- Opening Delimiter -

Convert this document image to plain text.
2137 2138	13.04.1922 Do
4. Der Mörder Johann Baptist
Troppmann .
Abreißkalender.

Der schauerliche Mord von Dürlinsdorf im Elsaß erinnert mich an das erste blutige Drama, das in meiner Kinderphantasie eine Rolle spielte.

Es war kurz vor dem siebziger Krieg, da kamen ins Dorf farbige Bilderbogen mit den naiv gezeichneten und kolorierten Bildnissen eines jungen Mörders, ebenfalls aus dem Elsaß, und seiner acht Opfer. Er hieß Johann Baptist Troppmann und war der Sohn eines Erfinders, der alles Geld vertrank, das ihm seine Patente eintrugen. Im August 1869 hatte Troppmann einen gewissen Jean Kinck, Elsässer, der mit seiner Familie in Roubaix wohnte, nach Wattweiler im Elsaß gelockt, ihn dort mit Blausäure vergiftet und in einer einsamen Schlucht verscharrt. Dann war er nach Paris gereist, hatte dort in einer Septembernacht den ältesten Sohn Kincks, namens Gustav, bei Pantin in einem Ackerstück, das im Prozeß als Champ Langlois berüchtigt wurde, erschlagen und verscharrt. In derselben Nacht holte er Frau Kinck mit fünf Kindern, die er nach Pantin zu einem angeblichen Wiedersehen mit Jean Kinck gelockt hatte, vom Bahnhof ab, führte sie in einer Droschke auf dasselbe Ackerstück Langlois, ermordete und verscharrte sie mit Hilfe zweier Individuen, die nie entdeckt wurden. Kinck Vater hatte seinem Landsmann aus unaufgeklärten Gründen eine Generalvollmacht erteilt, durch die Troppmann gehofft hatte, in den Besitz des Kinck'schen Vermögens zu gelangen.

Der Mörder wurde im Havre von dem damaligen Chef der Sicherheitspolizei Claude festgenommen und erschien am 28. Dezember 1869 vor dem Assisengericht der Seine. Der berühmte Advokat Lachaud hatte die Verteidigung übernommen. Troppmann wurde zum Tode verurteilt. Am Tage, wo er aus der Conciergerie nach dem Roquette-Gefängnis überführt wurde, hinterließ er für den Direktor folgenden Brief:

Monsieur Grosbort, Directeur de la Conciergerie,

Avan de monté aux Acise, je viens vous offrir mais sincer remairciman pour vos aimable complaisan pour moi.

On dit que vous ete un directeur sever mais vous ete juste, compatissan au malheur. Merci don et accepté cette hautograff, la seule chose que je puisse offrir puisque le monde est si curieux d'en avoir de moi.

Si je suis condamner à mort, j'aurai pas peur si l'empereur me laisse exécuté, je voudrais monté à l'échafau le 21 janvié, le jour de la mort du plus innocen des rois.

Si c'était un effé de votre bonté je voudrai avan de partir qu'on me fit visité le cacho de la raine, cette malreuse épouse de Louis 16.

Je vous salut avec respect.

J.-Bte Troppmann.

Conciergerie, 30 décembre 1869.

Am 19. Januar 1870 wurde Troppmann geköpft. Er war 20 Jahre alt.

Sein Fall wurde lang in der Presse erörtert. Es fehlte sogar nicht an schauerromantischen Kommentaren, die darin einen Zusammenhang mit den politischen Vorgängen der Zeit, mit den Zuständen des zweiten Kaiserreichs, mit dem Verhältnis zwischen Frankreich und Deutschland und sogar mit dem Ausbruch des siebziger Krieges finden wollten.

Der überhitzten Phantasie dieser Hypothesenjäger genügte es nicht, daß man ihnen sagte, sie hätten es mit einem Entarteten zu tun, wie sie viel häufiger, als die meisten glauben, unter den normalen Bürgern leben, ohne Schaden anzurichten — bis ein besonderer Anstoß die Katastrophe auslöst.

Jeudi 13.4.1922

- Closing Delimiter -

Work instructions:
Please go through the listing and return each line that has "vous" in it.

Solved problem:
Avan de monté aux Acise, je viens vous offrir mais sincer remairciman pour vos aimable complaisan pour moi.
On dit que vous ete un directeur sever mais vous ete juste, compatissan au malheur. Merci don et accepté cette hautograff, la seule chose que je puisse offrir puisque le monde est si curieux d'en avoir de moi.
Je vous salut avec respect.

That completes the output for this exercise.